— Begin Input rows —

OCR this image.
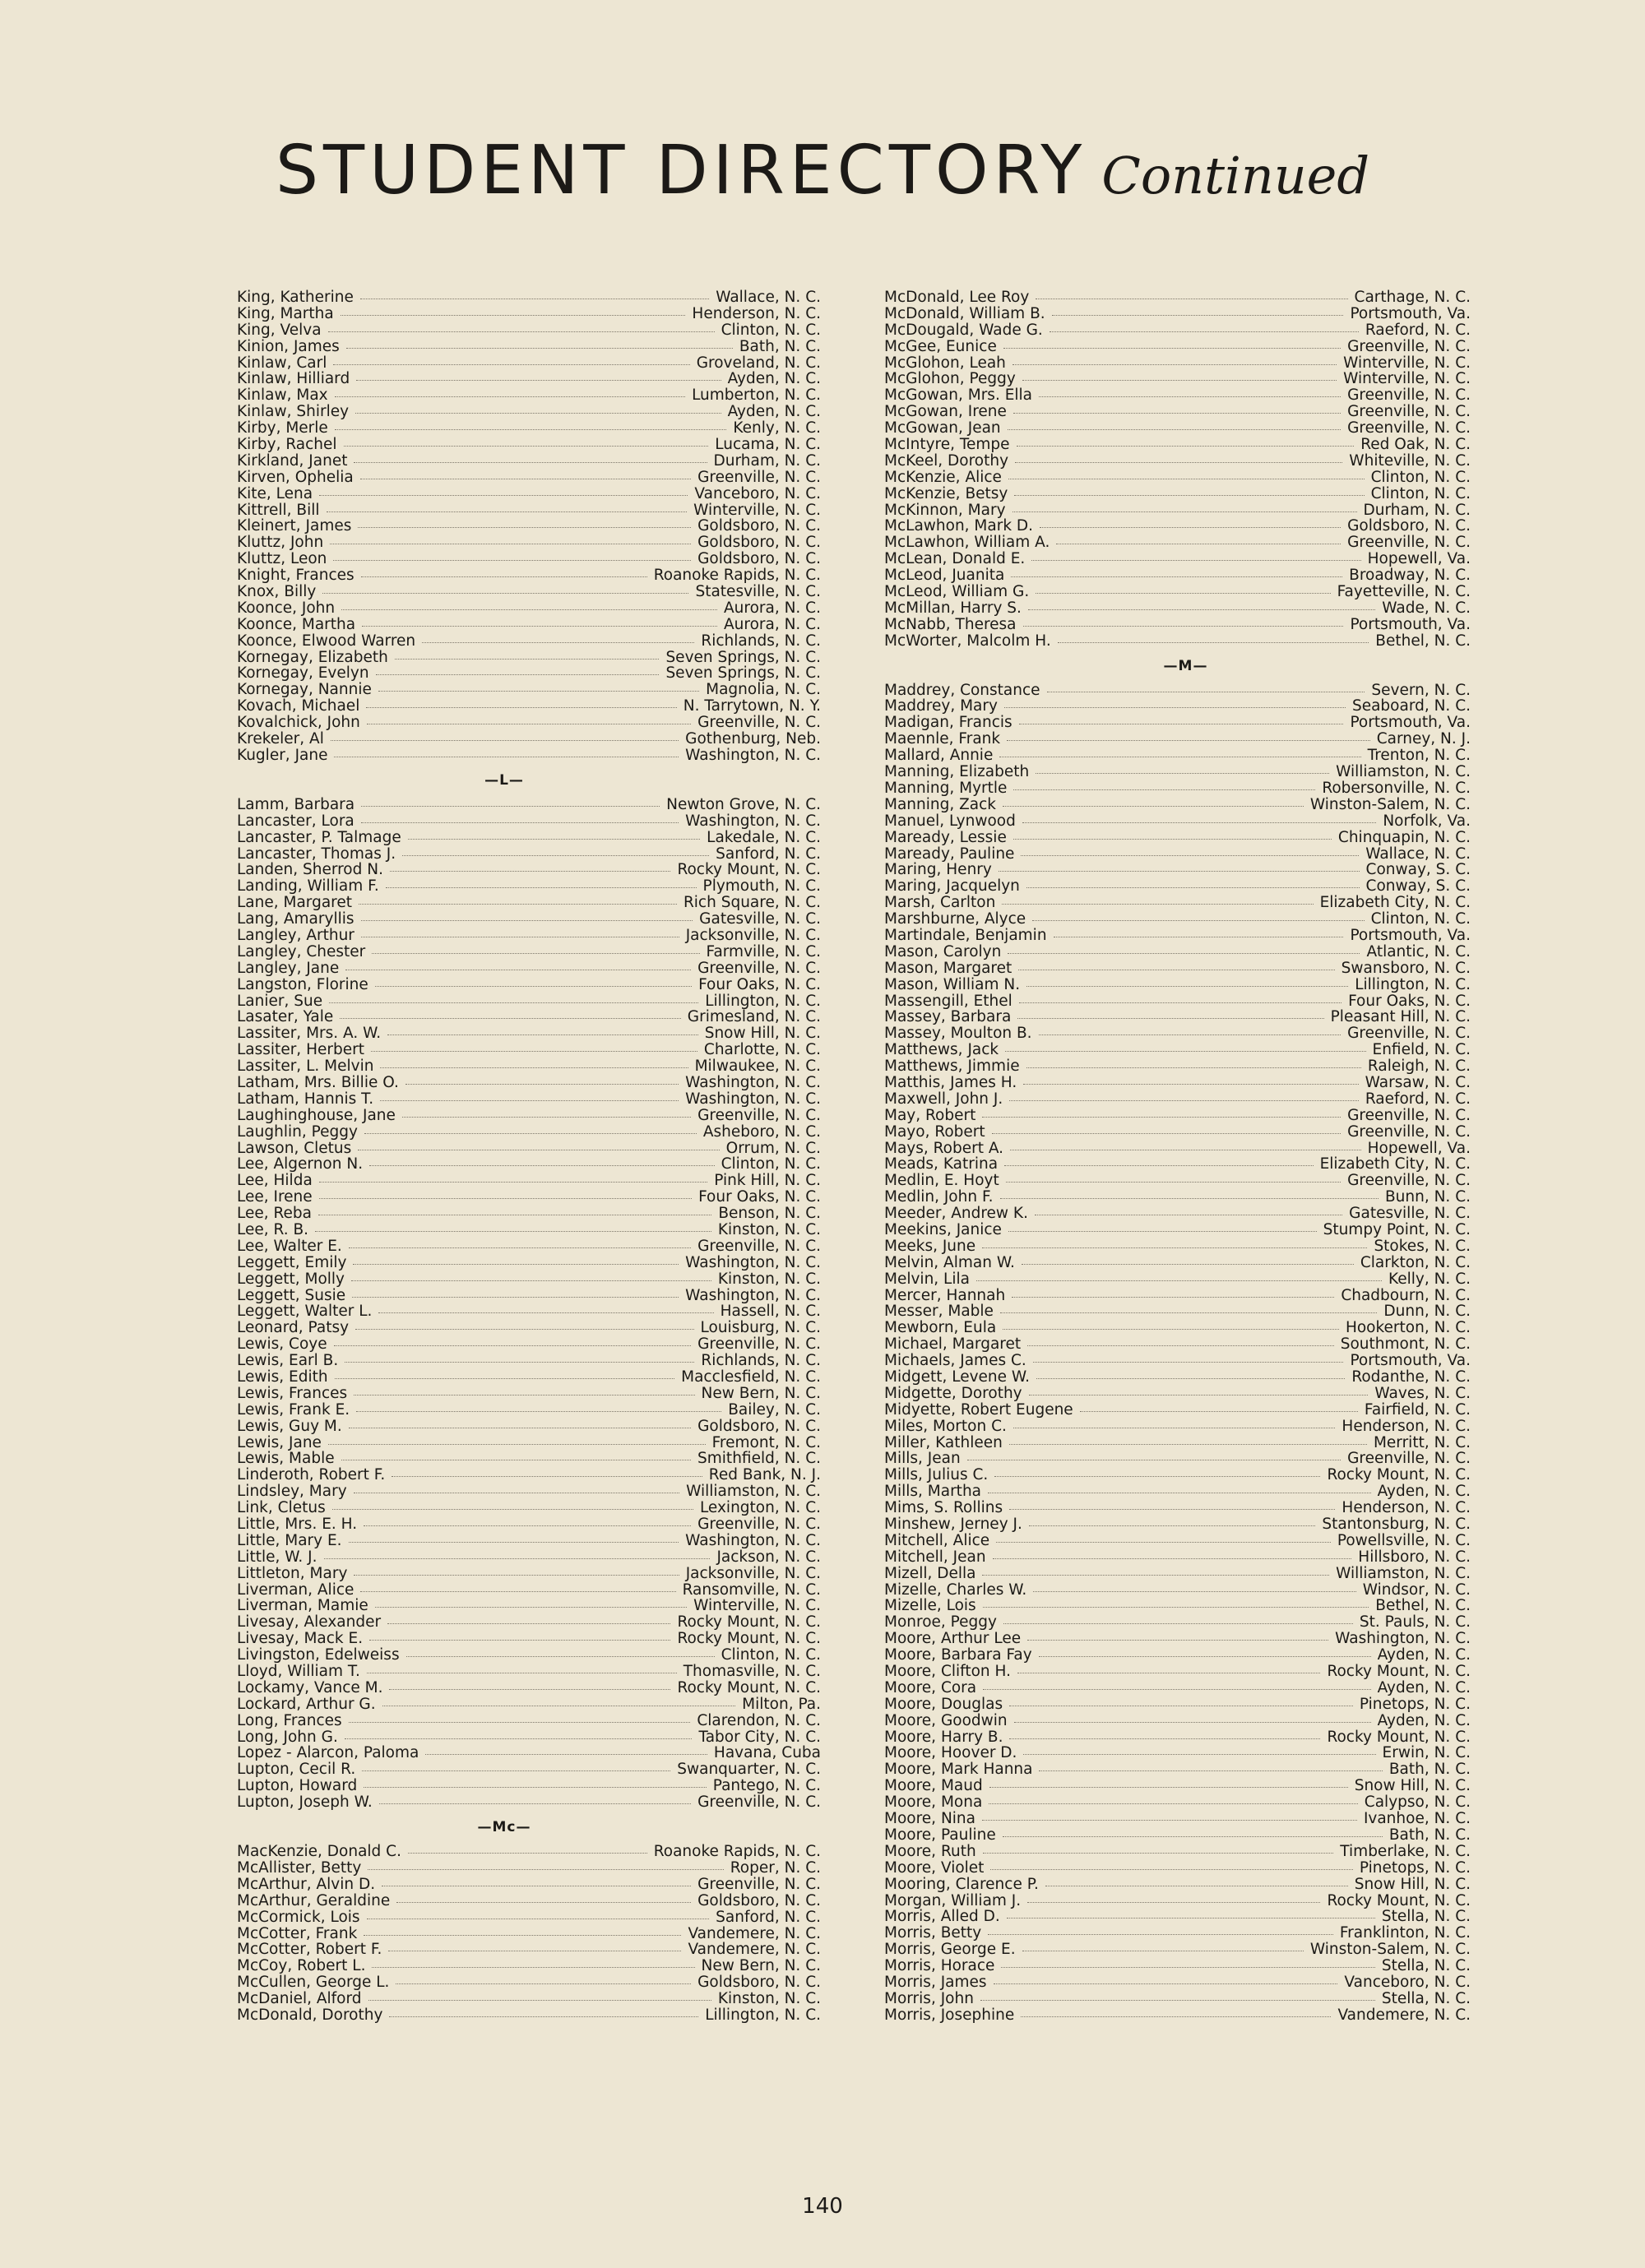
STUDENT DIRECTORY Continued
King, Katherine	Wallace, N. C.
King, Martha	Henderson, N. C.
King, Velva	Clinton, N. C.
Kinion, James	Bath, N. C.
Kinlaw, Carl	Groveland, N. C.
Kinlaw, Hilliard	Ayden, N. C.
Kinlaw, Max	Lumberton, N. C.
Kinlaw, Shirley	Ayden, N. C.
Kirby, Merle	Kenly, N. C.
Kirby, Rachel	Lucama, N. C.
Kirkland, Janet	Durham, N. C.
Kirven, Ophelia	Greenville, N. C.
Kite, Lena	Vanceboro, N. C.
Kittrell, Bill	Winterville, N. C.
Kleinert, James	Goldsboro, N. C.
Kluttz, John	Goldsboro, N. C.
Kluttz, Leon	Goldsboro, N. C.
Knight, Frances	Roanoke Rapids, N. C.
Knox, Billy	Statesville, N. C.
Koonce, John	Aurora, N. C.
Koonce, Martha	Aurora, N. C.
Koonce, Elwood Warren	Richlands, N. C.
Kornegay, Elizabeth	Seven Springs, N. C.
Kornegay, Evelyn	Seven Springs, N. C.
Kornegay, Nannie	Magnolia, N. C.
Kovach, Michael	N. Tarrytown, N. Y.
Kovalchick, John	Greenville, N. C.
Krekeler, Al	Gothenburg, Neb.
Kugler, Jane	Washington, N. C.
—L—
Lamm, Barbara	Newton Grove, N. C.
Lancaster, Lora	Washington, N. C.
Lancaster, P. Talmage	Lakedale, N. C.
Lancaster, Thomas J.	Sanford, N. C.
Landen, Sherrod N.	Rocky Mount, N. C.
Landing, William F.	Plymouth, N. C.
Lane, Margaret	Rich Square, N. C.
Lang, Amaryllis	Gatesville, N. C.
Langley, Arthur	Jacksonville, N. C.
Langley, Chester	Farmville, N. C.
Langley, Jane	Greenville, N. C.
Langston, Florine	Four Oaks, N. C.
Lanier, Sue	Lillington, N. C.
Lasater, Yale	Grimesland, N. C.
Lassiter, Mrs. A. W.	Snow Hill, N. C.
Lassiter, Herbert	Charlotte, N. C.
Lassiter, L. Melvin	Milwaukee, N. C.
Latham, Mrs. Billie O.	Washington, N. C.
Latham, Hannis T.	Washington, N. C.
Laughinghouse, Jane	Greenville, N. C.
Laughlin, Peggy	Asheboro, N. C.
Lawson, Cletus	Orrum, N. C.
Lee, Algernon N.	Clinton, N. C.
Lee, Hilda	Pink Hill, N. C.
Lee, Irene	Four Oaks, N. C.
Lee, Reba	Benson, N. C.
Lee, R. B.	Kinston, N. C.
Lee, Walter E.	Greenville, N. C.
Leggett, Emily	Washington, N. C.
Leggett, Molly	Kinston, N. C.
Leggett, Susie	Washington, N. C.
Leggett, Walter L.	Hassell, N. C.
Leonard, Patsy	Louisburg, N. C.
Lewis, Coye	Greenville, N. C.
Lewis, Earl B.	Richlands, N. C.
Lewis, Edith	Macclesfield, N. C.
Lewis, Frances	New Bern, N. C.
Lewis, Frank E.	Bailey, N. C.
Lewis, Guy M.	Goldsboro, N. C.
Lewis, Jane	Fremont, N. C.
Lewis, Mable	Smithfield, N. C.
Linderoth, Robert F.	Red Bank, N. J.
Lindsley, Mary	Williamston, N. C.
Link, Cletus	Lexington, N. C.
Little, Mrs. E. H.	Greenville, N. C.
Little, Mary E.	Washington, N. C.
Little, W. J.	Jackson, N. C.
Littleton, Mary	Jacksonville, N. C.
Liverman, Alice	Ransomville, N. C.
Liverman, Mamie	Winterville, N. C.
Livesay, Alexander	Rocky Mount, N. C.
Livesay, Mack E.	Rocky Mount, N. C.
Livingston, Edelweiss	Clinton, N. C.
Lloyd, William T.	Thomasville, N. C.
Lockamy, Vance M.	Rocky Mount, N. C.
Lockard, Arthur G.	Milton, Pa.
Long, Frances	Clarendon, N. C.
Long, John G.	Tabor City, N. C.
Lopez - Alarcon, Paloma	Havana, Cuba
Lupton, Cecil R.	Swanquarter, N. C.
Lupton, Howard	Pantego, N. C.
Lupton, Joseph W.	Greenville, N. C.
—Mc—
MacKenzie, Donald C.	Roanoke Rapids, N. C.
McAllister, Betty	Roper, N. C.
McArthur, Alvin D.	Greenville, N. C.
McArthur, Geraldine	Goldsboro, N. C.
McCormick, Lois	Sanford, N. C.
McCotter, Frank	Vandemere, N. C.
McCotter, Robert F.	Vandemere, N. C.
McCoy, Robert L.	New Bern, N. C.
McCullen, George L.	Goldsboro, N. C.
McDaniel, Alford	Kinston, N. C.
McDonald, Dorothy	Lillington, N. C.
McDonald, Lee Roy	Carthage, N. C.
McDonald, William B.	Portsmouth, Va.
McDougald, Wade G.	Raeford, N. C.
McGee, Eunice	Greenville, N. C.
McGlohon, Leah	Winterville, N. C.
McGlohon, Peggy	Winterville, N. C.
McGowan, Mrs. Ella	Greenville, N. C.
McGowan, Irene	Greenville, N. C.
McGowan, Jean	Greenville, N. C.
McIntyre, Tempe	Red Oak, N. C.
McKeel, Dorothy	Whiteville, N. C.
McKenzie, Alice	Clinton, N. C.
McKenzie, Betsy	Clinton, N. C.
McKinnon, Mary	Durham, N. C.
McLawhon, Mark D.	Goldsboro, N. C.
McLawhon, William A.	Greenville, N. C.
McLean, Donald E.	Hopewell, Va.
McLeod, Juanita	Broadway, N. C.
McLeod, William G.	Fayetteville, N. C.
McMillan, Harry S.	Wade, N. C.
McNabb, Theresa	Portsmouth, Va.
McWorter, Malcolm H.	Bethel, N. C.
—M—
Maddrey, Constance	Severn, N. C.
Maddrey, Mary	Seaboard, N. C.
Madigan, Francis	Portsmouth, Va.
Maennle, Frank	Carney, N. J.
Mallard, Annie	Trenton, N. C.
Manning, Elizabeth	Williamston, N. C.
Manning, Myrtle	Robersonville, N. C.
Manning, Zack	Winston-Salem, N. C.
Manuel, Lynwood	Norfolk, Va.
Maready, Lessie	Chinquapin, N. C.
Maready, Pauline	Wallace, N. C.
Maring, Henry	Conway, S. C.
Maring, Jacquelyn	Conway, S. C.
Marsh, Carlton	Elizabeth City, N. C.
Marshburne, Alyce	Clinton, N. C.
Martindale, Benjamin	Portsmouth, Va.
Mason, Carolyn	Atlantic, N. C.
Mason, Margaret	Swansboro, N. C.
Mason, William N.	Lillington, N. C.
Massengill, Ethel	Four Oaks, N. C.
Massey, Barbara	Pleasant Hill, N. C.
Massey, Moulton B.	Greenville, N. C.
Matthews, Jack	Enfield, N. C.
Matthews, Jimmie	Raleigh, N. C.
Matthis, James H.	Warsaw, N. C.
Maxwell, John J.	Raeford, N. C.
May, Robert	Greenville, N. C.
Mayo, Robert	Greenville, N. C.
Mays, Robert A.	Hopewell, Va.
Meads, Katrina	Elizabeth City, N. C.
Medlin, E. Hoyt	Greenville, N. C.
Medlin, John F.	Bunn, N. C.
Meeder, Andrew K.	Gatesville, N. C.
Meekins, Janice	Stumpy Point, N. C.
Meeks, June	Stokes, N. C.
Melvin, Alman W.	Clarkton, N. C.
Melvin, Lila	Kelly, N. C.
Mercer, Hannah	Chadbourn, N. C.
Messer, Mable	Dunn, N. C.
Mewborn, Eula	Hookerton, N. C.
Michael, Margaret	Southmont, N. C.
Michaels, James C.	Portsmouth, Va.
Midgett, Levene W.	Rodanthe, N. C.
Midgette, Dorothy	Waves, N. C.
Midyette, Robert Eugene	Fairfield, N. C.
Miles, Morton C.	Henderson, N. C.
Miller, Kathleen	Merritt, N. C.
Mills, Jean	Greenville, N. C.
Mills, Julius C.	Rocky Mount, N. C.
Mills, Martha	Ayden, N. C.
Mims, S. Rollins	Henderson, N. C.
Minshew, Jerney J.	Stantonsburg, N. C.
Mitchell, Alice	Powellsville, N. C.
Mitchell, Jean	Hillsboro, N. C.
Mizell, Della	Williamston, N. C.
Mizelle, Charles W.	Windsor, N. C.
Mizelle, Lois	Bethel, N. C.
Monroe, Peggy	St. Pauls, N. C.
Moore, Arthur Lee	Washington, N. C.
Moore, Barbara Fay	Ayden, N. C.
Moore, Clifton H.	Rocky Mount, N. C.
Moore, Cora	Ayden, N. C.
Moore, Douglas	Pinetops, N. C.
Moore, Goodwin	Ayden, N. C.
Moore, Harry B.	Rocky Mount, N. C.
Moore, Hoover D.	Erwin, N. C.
Moore, Mark Hanna	Bath, N. C.
Moore, Maud	Snow Hill, N. C.
Moore, Mona	Calypso, N. C.
Moore, Nina	Ivanhoe, N. C.
Moore, Pauline	Bath, N. C.
Moore, Ruth	Timberlake, N. C.
Moore, Violet	Pinetops, N. C.
Mooring, Clarence P.	Snow Hill, N. C.
Morgan, William J.	Rocky Mount, N. C.
Morris, Alled D.	Stella, N. C.
Morris, Betty	Franklinton, N. C.
Morris, George E.	Winston-Salem, N. C.
Morris, Horace	Stella, N. C.
Morris, James	Vanceboro, N. C.
Morris, John	Stella, N. C.
Morris, Josephine	Vandemere, N. C.
140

— End Input rows —

Look through the data above. Find each line with the string "Springs" and copy it.

Kornegay, Elizabeth	Seven Springs, N. C.
Kornegay, Evelyn	Seven Springs, N. C.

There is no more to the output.